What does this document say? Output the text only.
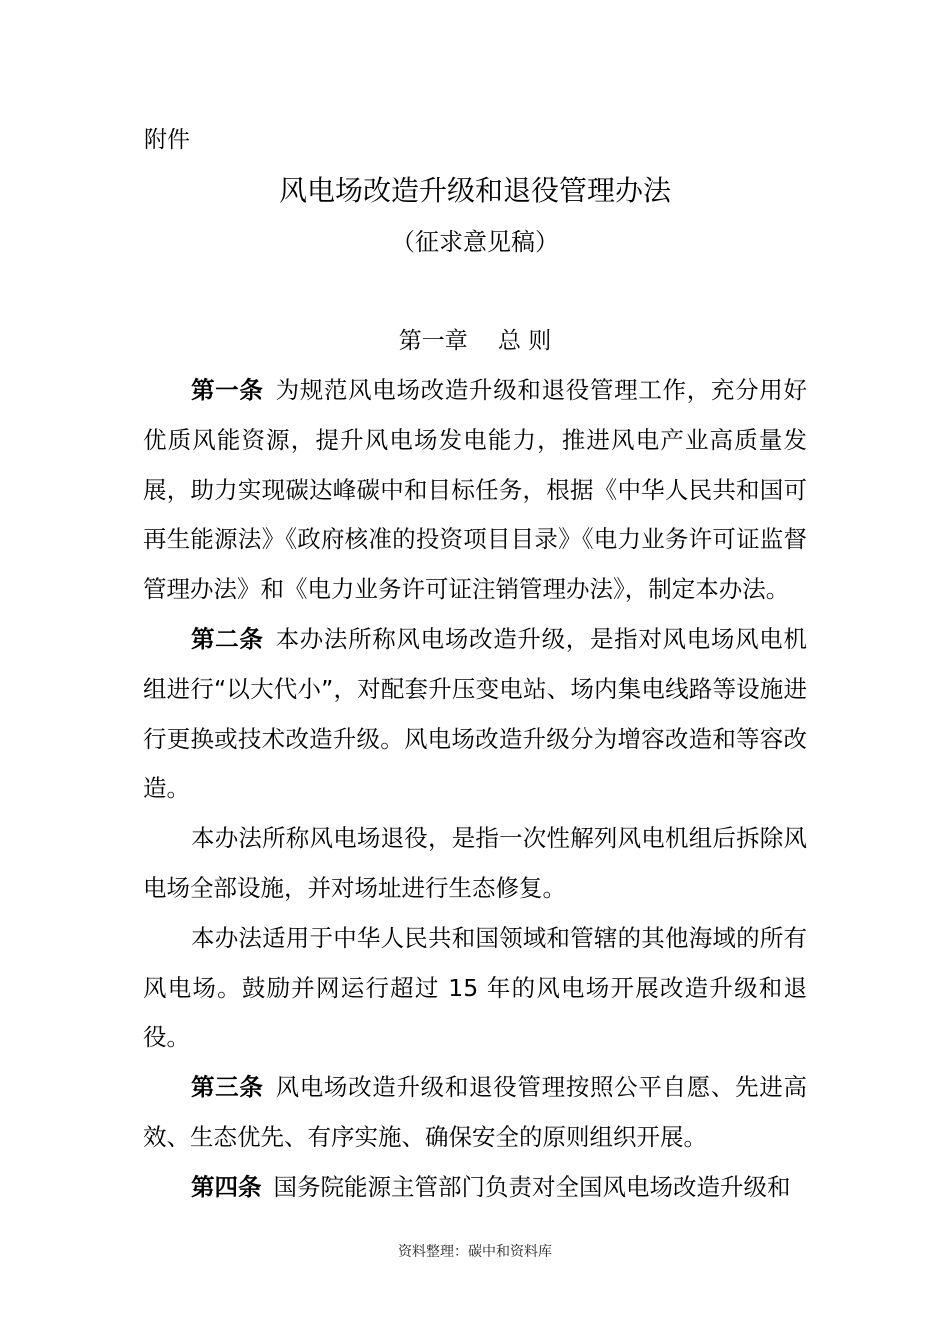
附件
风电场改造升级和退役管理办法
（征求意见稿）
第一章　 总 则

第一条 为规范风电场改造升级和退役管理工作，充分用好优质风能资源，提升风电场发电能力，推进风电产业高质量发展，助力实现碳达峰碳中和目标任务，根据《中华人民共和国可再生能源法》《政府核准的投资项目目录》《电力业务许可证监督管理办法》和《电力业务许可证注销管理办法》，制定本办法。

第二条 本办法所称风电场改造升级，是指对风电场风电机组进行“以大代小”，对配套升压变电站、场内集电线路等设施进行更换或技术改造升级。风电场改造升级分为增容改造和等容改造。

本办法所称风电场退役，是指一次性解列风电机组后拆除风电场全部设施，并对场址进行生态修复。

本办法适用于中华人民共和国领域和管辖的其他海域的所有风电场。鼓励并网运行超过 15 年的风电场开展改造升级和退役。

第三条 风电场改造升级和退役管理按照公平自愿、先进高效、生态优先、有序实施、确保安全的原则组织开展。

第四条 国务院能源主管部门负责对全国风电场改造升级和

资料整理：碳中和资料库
...
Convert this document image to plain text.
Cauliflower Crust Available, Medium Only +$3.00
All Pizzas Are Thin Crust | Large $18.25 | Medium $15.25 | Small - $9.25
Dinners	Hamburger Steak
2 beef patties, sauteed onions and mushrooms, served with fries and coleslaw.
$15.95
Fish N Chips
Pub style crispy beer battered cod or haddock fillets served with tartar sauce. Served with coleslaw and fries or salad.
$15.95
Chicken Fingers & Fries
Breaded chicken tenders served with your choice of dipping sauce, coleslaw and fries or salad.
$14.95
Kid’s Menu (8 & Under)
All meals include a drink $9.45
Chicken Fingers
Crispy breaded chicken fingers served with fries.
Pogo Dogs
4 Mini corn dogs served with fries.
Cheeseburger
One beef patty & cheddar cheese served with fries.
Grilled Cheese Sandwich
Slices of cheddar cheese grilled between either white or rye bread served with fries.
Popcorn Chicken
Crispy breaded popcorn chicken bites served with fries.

- **Problem to solve**:
Using the listing, say how many lines include the word "Medium", and add nothing else.

- **Expected answer**:
2